[Records from a data source]
__________

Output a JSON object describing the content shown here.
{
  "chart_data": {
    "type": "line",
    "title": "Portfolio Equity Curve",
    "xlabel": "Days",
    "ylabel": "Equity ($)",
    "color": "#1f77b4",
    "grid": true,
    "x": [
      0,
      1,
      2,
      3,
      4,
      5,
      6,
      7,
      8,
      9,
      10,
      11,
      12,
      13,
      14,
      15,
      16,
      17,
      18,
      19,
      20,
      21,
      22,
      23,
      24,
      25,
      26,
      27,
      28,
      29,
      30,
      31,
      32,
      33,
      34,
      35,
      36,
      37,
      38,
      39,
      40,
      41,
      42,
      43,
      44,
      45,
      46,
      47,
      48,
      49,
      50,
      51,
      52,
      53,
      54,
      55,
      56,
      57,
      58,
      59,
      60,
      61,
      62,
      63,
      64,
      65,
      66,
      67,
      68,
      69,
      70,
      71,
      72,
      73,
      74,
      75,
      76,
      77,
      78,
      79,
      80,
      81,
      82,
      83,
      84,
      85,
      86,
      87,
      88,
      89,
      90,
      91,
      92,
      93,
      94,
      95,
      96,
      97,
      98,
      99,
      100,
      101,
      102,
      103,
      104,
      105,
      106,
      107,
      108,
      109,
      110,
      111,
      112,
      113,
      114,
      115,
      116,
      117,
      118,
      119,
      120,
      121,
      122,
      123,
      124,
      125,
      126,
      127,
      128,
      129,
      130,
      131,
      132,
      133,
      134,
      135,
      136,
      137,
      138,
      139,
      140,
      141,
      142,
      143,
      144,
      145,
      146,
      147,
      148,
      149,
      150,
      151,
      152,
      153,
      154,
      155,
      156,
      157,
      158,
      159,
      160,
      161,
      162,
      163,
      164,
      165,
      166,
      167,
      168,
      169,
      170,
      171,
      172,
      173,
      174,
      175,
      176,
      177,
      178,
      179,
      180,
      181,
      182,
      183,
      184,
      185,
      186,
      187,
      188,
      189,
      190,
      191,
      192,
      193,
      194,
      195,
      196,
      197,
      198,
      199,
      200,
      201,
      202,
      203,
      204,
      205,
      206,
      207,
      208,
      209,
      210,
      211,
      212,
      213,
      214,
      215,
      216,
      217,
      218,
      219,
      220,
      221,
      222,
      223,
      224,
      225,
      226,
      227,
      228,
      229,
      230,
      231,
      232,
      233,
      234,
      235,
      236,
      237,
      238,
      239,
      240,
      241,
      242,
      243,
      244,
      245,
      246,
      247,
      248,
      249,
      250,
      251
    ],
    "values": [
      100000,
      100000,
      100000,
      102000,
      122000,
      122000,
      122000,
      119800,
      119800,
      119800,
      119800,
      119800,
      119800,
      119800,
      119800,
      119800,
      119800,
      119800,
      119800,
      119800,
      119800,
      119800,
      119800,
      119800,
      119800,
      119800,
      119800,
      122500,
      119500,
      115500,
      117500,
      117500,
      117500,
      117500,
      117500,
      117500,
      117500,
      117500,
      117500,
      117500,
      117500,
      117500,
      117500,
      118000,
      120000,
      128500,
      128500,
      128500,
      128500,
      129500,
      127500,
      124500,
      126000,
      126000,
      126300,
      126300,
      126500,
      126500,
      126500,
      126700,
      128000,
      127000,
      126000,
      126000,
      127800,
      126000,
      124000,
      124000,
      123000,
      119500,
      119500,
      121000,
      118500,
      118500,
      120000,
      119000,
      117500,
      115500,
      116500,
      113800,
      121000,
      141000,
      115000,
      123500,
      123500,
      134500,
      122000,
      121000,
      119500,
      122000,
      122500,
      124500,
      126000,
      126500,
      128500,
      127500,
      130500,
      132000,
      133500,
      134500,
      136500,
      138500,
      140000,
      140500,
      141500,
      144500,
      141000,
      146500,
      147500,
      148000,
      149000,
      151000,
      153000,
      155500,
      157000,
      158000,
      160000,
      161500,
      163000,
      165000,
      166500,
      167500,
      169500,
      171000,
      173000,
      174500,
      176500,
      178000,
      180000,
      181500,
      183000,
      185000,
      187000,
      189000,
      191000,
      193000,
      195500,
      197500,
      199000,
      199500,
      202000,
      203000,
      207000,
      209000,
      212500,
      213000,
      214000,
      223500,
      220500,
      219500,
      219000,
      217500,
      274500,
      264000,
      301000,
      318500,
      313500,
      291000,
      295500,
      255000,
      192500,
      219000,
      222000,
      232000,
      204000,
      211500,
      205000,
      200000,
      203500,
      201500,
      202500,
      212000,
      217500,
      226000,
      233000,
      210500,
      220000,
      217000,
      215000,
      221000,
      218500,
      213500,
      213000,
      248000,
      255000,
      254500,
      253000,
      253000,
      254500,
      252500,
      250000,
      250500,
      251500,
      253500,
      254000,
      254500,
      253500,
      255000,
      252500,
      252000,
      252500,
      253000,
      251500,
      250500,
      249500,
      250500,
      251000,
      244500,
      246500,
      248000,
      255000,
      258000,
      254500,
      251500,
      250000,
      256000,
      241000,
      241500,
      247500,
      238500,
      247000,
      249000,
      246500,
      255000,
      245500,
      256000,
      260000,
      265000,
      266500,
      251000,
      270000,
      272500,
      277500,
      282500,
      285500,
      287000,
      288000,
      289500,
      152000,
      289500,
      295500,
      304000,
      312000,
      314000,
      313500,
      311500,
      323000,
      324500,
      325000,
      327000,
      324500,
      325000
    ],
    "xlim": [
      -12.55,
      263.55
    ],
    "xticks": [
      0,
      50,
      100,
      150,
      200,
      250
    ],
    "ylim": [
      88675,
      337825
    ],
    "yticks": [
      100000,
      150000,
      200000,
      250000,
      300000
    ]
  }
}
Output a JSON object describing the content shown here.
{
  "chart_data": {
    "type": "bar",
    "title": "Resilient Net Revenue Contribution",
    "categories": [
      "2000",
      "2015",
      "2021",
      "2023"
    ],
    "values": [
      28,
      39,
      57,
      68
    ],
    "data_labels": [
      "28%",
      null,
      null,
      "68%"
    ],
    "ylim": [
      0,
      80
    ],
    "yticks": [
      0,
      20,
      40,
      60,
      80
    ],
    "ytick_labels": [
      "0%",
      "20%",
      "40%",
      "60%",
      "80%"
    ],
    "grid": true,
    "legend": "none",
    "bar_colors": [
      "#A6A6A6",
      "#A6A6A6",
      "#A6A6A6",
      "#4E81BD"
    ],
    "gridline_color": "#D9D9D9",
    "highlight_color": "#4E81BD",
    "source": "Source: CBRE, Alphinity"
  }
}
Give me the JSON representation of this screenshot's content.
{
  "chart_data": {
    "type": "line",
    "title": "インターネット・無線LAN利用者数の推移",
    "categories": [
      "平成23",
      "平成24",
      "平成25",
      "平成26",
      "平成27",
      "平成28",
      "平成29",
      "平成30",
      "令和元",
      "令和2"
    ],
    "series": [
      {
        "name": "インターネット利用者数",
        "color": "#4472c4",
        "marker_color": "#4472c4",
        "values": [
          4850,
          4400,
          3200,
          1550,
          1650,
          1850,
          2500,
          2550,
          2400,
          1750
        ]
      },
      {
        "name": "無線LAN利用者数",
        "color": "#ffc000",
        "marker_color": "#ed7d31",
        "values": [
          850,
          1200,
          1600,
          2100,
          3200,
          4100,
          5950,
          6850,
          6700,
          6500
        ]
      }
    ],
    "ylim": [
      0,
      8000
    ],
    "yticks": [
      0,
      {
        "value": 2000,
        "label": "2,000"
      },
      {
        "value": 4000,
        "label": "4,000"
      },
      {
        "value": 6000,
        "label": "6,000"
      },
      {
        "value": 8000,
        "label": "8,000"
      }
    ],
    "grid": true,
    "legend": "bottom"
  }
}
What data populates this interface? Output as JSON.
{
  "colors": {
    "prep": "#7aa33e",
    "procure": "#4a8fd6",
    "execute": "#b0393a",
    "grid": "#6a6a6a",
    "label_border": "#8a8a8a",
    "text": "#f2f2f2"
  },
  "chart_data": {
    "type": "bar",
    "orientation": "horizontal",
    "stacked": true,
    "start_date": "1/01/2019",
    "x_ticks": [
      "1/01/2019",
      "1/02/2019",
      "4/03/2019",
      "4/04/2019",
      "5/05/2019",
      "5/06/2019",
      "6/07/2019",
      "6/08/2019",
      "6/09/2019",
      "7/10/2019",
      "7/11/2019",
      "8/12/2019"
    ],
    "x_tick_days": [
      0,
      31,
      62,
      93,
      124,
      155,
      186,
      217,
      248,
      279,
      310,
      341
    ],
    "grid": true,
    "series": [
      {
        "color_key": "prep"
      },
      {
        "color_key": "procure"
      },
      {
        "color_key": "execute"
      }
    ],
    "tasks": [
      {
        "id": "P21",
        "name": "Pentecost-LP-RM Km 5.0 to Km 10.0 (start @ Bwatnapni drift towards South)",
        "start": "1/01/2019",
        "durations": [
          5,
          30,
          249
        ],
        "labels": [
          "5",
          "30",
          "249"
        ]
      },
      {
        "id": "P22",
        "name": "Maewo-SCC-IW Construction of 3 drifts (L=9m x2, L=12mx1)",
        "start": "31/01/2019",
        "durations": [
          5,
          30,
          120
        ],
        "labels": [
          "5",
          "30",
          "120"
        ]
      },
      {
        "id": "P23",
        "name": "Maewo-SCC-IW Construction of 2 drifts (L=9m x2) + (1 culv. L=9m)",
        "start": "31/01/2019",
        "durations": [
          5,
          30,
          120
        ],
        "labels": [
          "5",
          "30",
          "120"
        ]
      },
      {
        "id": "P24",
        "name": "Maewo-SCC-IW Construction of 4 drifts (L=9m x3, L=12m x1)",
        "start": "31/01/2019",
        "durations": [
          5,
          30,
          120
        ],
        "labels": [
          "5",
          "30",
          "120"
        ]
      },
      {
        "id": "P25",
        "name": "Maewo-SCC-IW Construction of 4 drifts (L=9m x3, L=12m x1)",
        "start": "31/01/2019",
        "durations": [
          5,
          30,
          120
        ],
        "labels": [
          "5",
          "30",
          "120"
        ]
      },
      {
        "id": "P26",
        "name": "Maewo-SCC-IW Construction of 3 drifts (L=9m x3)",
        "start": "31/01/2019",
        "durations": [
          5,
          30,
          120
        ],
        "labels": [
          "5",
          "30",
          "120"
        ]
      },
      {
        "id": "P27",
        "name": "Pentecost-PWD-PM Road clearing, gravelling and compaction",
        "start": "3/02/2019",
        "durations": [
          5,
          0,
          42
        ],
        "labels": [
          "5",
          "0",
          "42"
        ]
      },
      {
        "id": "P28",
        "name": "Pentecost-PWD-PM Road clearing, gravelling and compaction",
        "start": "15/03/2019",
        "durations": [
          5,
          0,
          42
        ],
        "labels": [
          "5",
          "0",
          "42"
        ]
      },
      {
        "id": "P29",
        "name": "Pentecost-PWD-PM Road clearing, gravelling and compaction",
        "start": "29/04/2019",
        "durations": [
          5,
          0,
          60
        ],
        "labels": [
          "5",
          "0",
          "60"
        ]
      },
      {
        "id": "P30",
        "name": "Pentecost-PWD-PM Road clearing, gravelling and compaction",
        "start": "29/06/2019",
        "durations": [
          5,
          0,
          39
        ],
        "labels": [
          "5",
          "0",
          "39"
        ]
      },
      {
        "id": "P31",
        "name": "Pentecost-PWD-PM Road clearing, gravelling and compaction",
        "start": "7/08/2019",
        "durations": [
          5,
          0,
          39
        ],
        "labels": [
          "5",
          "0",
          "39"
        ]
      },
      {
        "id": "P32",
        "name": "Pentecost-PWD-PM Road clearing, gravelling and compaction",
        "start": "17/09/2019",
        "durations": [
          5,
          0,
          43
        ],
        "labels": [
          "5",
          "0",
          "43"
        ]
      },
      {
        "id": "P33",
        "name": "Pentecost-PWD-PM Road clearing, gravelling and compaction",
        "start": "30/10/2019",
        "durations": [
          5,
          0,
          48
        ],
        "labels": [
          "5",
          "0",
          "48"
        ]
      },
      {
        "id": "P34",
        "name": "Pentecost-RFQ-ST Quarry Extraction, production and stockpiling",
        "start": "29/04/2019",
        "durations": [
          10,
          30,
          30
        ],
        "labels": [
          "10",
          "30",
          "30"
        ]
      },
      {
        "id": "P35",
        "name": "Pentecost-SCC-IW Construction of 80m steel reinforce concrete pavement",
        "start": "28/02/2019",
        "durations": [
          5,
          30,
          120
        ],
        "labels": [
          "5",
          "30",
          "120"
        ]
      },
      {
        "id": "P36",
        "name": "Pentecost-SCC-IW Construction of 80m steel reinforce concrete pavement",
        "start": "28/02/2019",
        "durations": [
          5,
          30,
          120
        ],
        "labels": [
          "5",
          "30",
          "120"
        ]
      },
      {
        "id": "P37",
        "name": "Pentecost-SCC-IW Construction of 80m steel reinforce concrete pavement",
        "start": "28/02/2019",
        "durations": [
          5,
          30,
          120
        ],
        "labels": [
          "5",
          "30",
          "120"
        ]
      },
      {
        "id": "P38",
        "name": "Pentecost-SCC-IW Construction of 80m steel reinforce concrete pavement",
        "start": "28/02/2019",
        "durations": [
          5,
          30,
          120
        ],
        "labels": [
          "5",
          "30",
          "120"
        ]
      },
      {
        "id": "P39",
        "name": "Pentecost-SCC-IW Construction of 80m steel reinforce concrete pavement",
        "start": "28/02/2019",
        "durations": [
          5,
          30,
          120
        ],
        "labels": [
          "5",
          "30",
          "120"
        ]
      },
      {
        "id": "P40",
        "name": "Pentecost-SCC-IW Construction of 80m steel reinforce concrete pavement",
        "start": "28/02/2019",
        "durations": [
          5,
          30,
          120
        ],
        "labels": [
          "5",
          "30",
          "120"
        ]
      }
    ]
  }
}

__________

__Work to complete__. Each line above that includes "title" should be shown.

__Task answer__.
    "title": "Portfolio Equity Curve",
    "title": "Resilient Net Revenue Contribution",
    "title": "インターネット・無線LAN利用者数の推移",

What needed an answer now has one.